EXERCISE DESCRIPTION :: Can you pick up the text below about the service providing apparatus and continue it after its last sentence?

That is, if the service providing apparatus 12 stops at the
destination point, the CPU 52 performs control to make the
detection distance from each of the surfaces of the service
providing apparatus 12 shorter than that during the
deceleration.
[0069] Then, at the next step S22, the service providing apparatus
12 starts providing the service in response to receipt of the input
information of the user by the input and output unit 56.
[0070] Specifically, if the user brings an ID card into contact
with the service providing apparatus 12 and the ID of the user
acquired by the service providing apparatus 12 matches an
authentication ID of the user stored in the database 74 of the
internal server 22, or if facial recognition of the user is
performed with the camera of the service providing apparatus 12 and
the recognized face acquired by the service providing apparatus 12
matches an authenticated face of the user stored in the database 74
of the internal server 22, for example, the service providing
apparatus 12 identifies the person to be provided with the service,
acquires the information related to the identified user, and starts
providing the service, such as the extraction of coffee, for
example.

DATASET EXCERPT ::
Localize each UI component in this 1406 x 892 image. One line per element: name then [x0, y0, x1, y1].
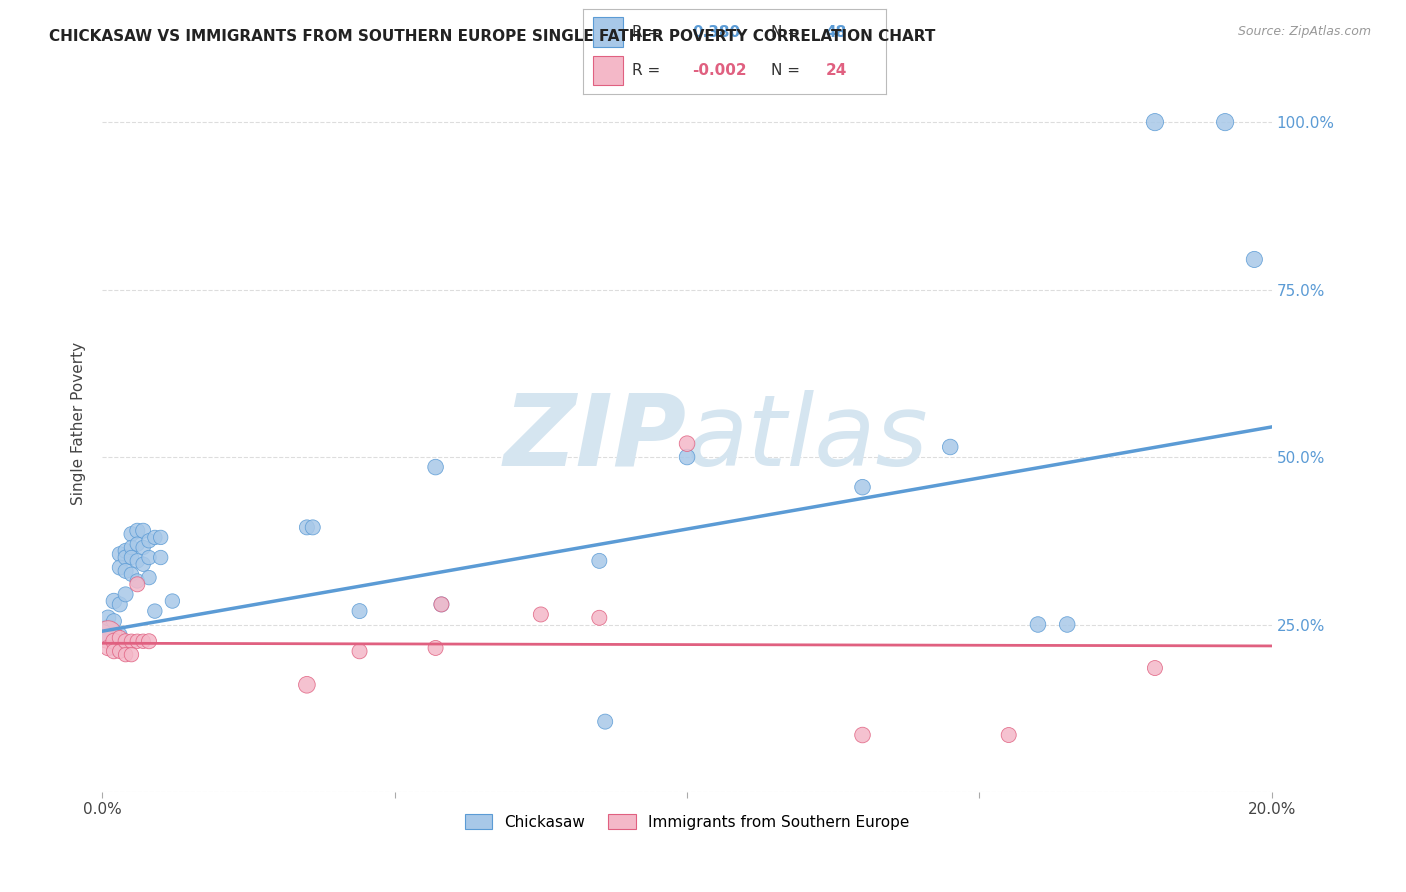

RESULT FOR THIS TASK ::
[0071] In this step, the CPU 52 performs control to turn off the
power supply of the sensor 62a of the service providing apparatus
12 and turn on the respective power supplies of the sensors 62b-3,
62c-3, 62d-3, and 62e-3 with the long detection distance in the
sensors 62b, 62c, 62d, and 62e on the respective surfaces of the
service providing apparatus (detection level 3 in FIG. 7D). That
is, the CPU 52 performs control to increase the detection distance
from each of the surfaces of the service providing apparatus
12.
[0072] If an obstacle is detected, the CPU 52 determines the
possibility of the detected obstacle colliding with the service
providing apparatus 12. In this determination, the CPU 52
determines the probability of the detected obstacle colliding with
the service providing apparatus 12 based on the relative moving
direction and speed of the obstacle to those of the service
providing apparatus 12. If the probability equals or exceeds a
predetermined threshold, the CPU 52 determines that the obstacle
would collide with the service providing apparatus 12. The CPU 52
may make the determination with results of machine learning of
collision cases and non-collision cases.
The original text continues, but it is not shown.